## Given task:
Go through the entries below and print each one exactly, leaving out pictures.

***** Records to use

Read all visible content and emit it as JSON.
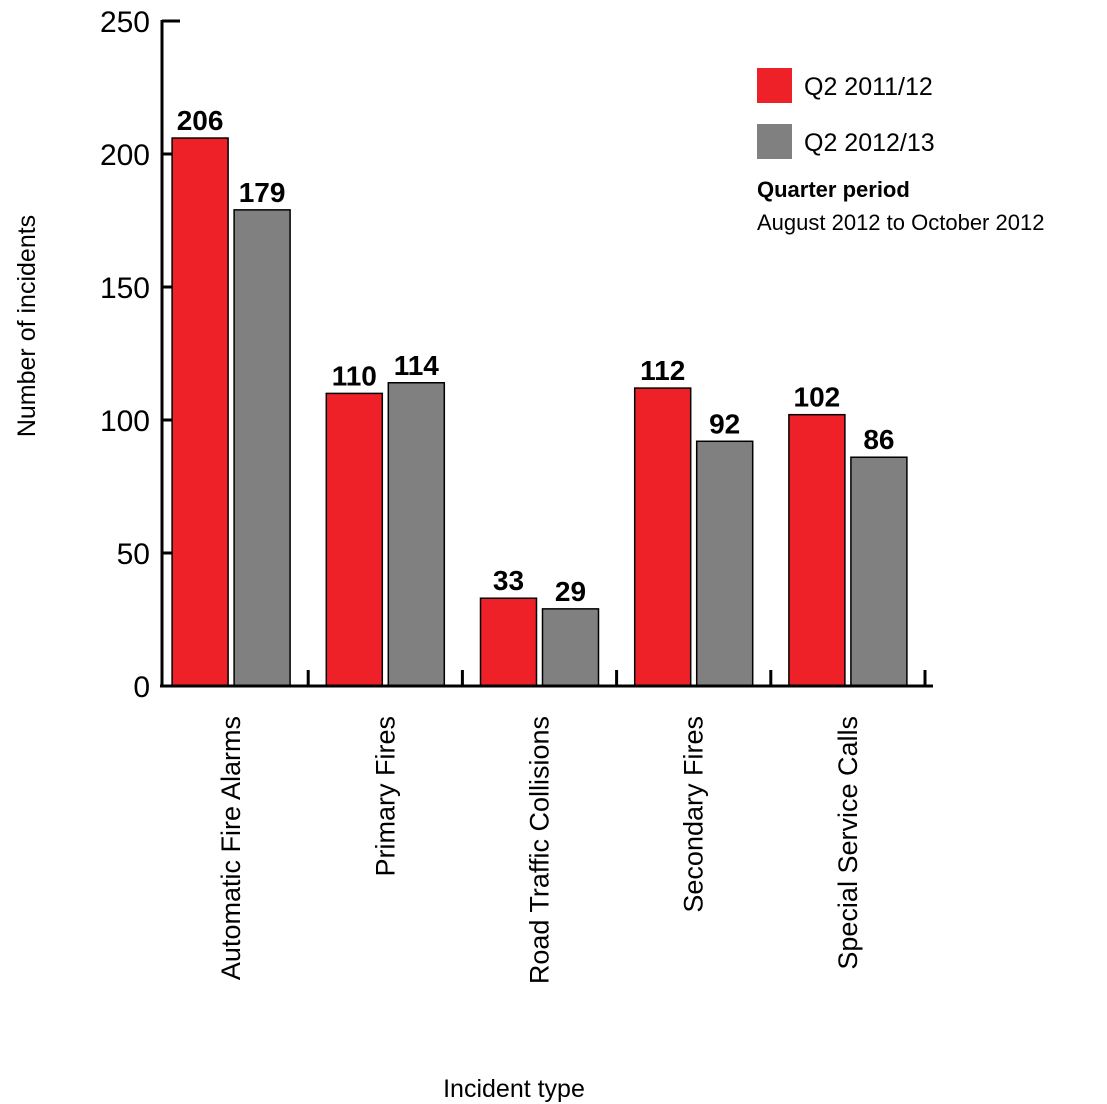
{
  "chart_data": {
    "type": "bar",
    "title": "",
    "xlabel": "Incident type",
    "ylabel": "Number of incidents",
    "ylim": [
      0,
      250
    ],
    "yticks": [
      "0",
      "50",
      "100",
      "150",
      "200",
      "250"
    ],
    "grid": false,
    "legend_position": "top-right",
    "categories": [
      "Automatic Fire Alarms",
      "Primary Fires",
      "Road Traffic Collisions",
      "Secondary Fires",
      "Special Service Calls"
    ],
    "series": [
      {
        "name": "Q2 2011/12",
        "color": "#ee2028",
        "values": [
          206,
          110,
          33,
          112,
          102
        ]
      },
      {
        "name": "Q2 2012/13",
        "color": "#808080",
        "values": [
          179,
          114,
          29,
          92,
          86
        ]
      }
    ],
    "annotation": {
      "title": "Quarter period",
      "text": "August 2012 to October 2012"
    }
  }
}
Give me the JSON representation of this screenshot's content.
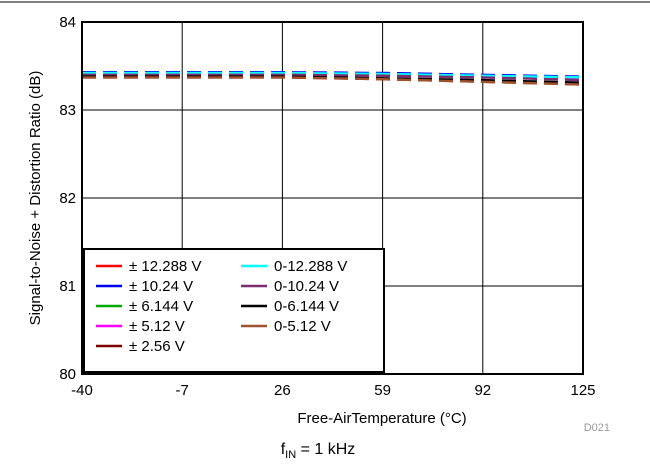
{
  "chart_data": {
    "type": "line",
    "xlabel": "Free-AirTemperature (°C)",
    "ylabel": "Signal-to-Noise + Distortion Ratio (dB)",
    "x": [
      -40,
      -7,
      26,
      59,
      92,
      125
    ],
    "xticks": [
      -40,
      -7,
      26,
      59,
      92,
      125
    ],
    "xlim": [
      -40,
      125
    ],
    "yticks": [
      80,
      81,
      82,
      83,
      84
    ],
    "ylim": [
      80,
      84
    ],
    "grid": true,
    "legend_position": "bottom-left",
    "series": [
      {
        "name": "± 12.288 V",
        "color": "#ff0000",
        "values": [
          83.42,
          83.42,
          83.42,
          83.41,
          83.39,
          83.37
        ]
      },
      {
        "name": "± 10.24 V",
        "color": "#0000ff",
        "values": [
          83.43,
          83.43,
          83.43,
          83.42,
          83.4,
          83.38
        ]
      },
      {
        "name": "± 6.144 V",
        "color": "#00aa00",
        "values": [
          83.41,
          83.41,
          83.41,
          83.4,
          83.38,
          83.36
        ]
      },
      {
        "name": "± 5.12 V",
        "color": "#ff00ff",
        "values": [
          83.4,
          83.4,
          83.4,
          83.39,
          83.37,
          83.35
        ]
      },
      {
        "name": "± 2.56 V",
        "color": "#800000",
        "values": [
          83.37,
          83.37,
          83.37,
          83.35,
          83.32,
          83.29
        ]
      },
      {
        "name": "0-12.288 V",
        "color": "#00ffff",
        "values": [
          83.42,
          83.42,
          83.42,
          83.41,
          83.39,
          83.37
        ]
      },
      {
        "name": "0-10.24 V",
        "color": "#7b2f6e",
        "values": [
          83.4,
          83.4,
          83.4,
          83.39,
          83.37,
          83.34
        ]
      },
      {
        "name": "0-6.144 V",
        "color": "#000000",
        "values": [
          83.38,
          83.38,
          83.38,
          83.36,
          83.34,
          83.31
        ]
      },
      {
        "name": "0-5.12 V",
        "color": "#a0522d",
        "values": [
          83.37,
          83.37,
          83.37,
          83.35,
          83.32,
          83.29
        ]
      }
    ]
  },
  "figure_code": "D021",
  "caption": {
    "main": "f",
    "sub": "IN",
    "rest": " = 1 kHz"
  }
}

**********

## Exercise output:
Read all visible content and emit it as JSON.
{
  "chart_data": {
    "type": "bar",
    "title": "",
    "xlabel": "Incident type",
    "ylabel": "Number of incidents",
    "ylim": [
      0,
      250
    ],
    "yticks": [
      "0",
      "50",
      "100",
      "150",
      "200",
      "250"
    ],
    "grid": false,
    "legend_position": "top-right",
    "categories": [
      "Automatic Fire Alarms",
      "Primary Fires",
      "Road Traffic Collisions",
      "Secondary Fires",
      "Special Service Calls"
    ],
    "series": [
      {
        "name": "Q2 2011/12",
        "color": "#ee2028",
        "values": [
          206,
          110,
          33,
          112,
          102
        ]
      },
      {
        "name": "Q2 2012/13",
        "color": "#808080",
        "values": [
          179,
          114,
          29,
          92,
          86
        ]
      }
    ],
    "annotation": {
      "title": "Quarter period",
      "text": "August 2012 to October 2012"
    }
  }
}
Give me the JSON representation of this screenshot's content.
{
  "chart_data": {
    "type": "line",
    "xlabel": "Free-AirTemperature (°C)",
    "ylabel": "Signal-to-Noise + Distortion Ratio (dB)",
    "x": [
      -40,
      -7,
      26,
      59,
      92,
      125
    ],
    "xticks": [
      -40,
      -7,
      26,
      59,
      92,
      125
    ],
    "xlim": [
      -40,
      125
    ],
    "yticks": [
      80,
      81,
      82,
      83,
      84
    ],
    "ylim": [
      80,
      84
    ],
    "grid": true,
    "legend_position": "bottom-left",
    "series": [
      {
        "name": "± 12.288 V",
        "color": "#ff0000",
        "values": [
          83.42,
          83.42,
          83.42,
          83.41,
          83.39,
          83.37
        ]
      },
      {
        "name": "± 10.24 V",
        "color": "#0000ff",
        "values": [
          83.43,
          83.43,
          83.43,
          83.42,
          83.4,
          83.38
        ]
      },
      {
        "name": "± 6.144 V",
        "color": "#00aa00",
        "values": [
          83.41,
          83.41,
          83.41,
          83.4,
          83.38,
          83.36
        ]
      },
      {
        "name": "± 5.12 V",
        "color": "#ff00ff",
        "values": [
          83.4,
          83.4,
          83.4,
          83.39,
          83.37,
          83.35
        ]
      },
      {
        "name": "± 2.56 V",
        "color": "#800000",
        "values": [
          83.37,
          83.37,
          83.37,
          83.35,
          83.32,
          83.29
        ]
      },
      {
        "name": "0-12.288 V",
        "color": "#00ffff",
        "values": [
          83.42,
          83.42,
          83.42,
          83.41,
          83.39,
          83.37
        ]
      },
      {
        "name": "0-10.24 V",
        "color": "#7b2f6e",
        "values": [
          83.4,
          83.4,
          83.4,
          83.39,
          83.37,
          83.34
        ]
      },
      {
        "name": "0-6.144 V",
        "color": "#000000",
        "values": [
          83.38,
          83.38,
          83.38,
          83.36,
          83.34,
          83.31
        ]
      },
      {
        "name": "0-5.12 V",
        "color": "#a0522d",
        "values": [
          83.37,
          83.37,
          83.37,
          83.35,
          83.32,
          83.29
        ]
      }
    ]
  },
  "figure_code": "D021",
  "caption": {
    "main": "f",
    "sub": "IN",
    "rest": " = 1 kHz"
  }
}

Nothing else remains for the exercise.